> **What to produce**
Below are some records; return each one exactly.

> **Provided entries**
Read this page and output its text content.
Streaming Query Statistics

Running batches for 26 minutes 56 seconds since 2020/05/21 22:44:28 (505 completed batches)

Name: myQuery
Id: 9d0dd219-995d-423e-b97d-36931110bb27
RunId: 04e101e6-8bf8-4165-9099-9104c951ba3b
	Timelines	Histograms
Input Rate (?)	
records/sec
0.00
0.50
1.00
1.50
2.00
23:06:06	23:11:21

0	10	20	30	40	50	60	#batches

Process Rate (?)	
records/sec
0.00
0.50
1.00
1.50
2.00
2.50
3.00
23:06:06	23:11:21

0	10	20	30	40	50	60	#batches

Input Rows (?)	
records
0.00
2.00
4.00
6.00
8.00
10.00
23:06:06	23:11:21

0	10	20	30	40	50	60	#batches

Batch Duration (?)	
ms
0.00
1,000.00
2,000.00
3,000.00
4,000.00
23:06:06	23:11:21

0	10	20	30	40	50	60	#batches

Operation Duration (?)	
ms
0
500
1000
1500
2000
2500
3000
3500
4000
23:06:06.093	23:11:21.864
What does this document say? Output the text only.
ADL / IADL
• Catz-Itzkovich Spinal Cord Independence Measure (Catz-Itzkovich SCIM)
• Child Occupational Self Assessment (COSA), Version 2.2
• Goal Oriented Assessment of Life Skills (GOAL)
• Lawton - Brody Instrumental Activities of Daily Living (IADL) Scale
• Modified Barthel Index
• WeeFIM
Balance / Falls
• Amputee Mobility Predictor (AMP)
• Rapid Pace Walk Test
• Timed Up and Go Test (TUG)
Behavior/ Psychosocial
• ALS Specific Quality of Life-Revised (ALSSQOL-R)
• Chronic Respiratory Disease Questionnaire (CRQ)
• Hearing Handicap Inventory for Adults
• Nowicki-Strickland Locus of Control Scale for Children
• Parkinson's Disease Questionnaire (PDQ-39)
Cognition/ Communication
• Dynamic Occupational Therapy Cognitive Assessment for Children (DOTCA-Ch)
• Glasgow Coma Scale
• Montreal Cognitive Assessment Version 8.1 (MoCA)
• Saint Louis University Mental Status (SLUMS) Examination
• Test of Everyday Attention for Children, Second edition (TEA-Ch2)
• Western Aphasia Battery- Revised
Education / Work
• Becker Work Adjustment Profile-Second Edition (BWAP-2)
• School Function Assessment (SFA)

> **Correct result**
Read this page and output its text content.
Streaming Query Statistics

Running batches for 26 minutes 56 seconds since 2020/05/21 22:44:28 (505 completed batches)

Name: myQuery
Id: 9d0dd219-995d-423e-b97d-36931110bb27
RunId: 04e101e6-8bf8-4165-9099-9104c951ba3b
	Timelines	Histograms
Input Rate (?)	
records/sec
0.00
0.50
1.00
1.50
2.00
23:06:06	23:11:21

0	10	20	30	40	50	60	#batches

Process Rate (?)	
records/sec
0.00
0.50
1.00
1.50
2.00
2.50
3.00
23:06:06	23:11:21

0	10	20	30	40	50	60	#batches

Input Rows (?)	
records
0.00
2.00
4.00
6.00
8.00
10.00
23:06:06	23:11:21

0	10	20	30	40	50	60	#batches

Batch Duration (?)	
ms
0.00
1,000.00
2,000.00
3,000.00
4,000.00
23:06:06	23:11:21

0	10	20	30	40	50	60	#batches

Operation Duration (?)	
ms
0
500
1000
1500
2000
2500
3000
3500
4000
23:06:06.093	23:11:21.864
What does this document say? Output the text only.
ADL / IADL
• Catz-Itzkovich Spinal Cord Independence Measure (Catz-Itzkovich SCIM)
• Child Occupational Self Assessment (COSA), Version 2.2
• Goal Oriented Assessment of Life Skills (GOAL)
• Lawton - Brody Instrumental Activities of Daily Living (IADL) Scale
• Modified Barthel Index
• WeeFIM
Balance / Falls
• Amputee Mobility Predictor (AMP)
• Rapid Pace Walk Test
• Timed Up and Go Test (TUG)
Behavior/ Psychosocial
• ALS Specific Quality of Life-Revised (ALSSQOL-R)
• Chronic Respiratory Disease Questionnaire (CRQ)
• Hearing Handicap Inventory for Adults
• Nowicki-Strickland Locus of Control Scale for Children
• Parkinson's Disease Questionnaire (PDQ-39)
Cognition/ Communication
• Dynamic Occupational Therapy Cognitive Assessment for Children (DOTCA-Ch)
• Glasgow Coma Scale
• Montreal Cognitive Assessment Version 8.1 (MoCA)
• Saint Louis University Mental Status (SLUMS) Examination
• Test of Everyday Attention for Children, Second edition (TEA-Ch2)
• Western Aphasia Battery- Revised
Education / Work
• Becker Work Adjustment Profile-Second Edition (BWAP-2)
• School Function Assessment (SFA)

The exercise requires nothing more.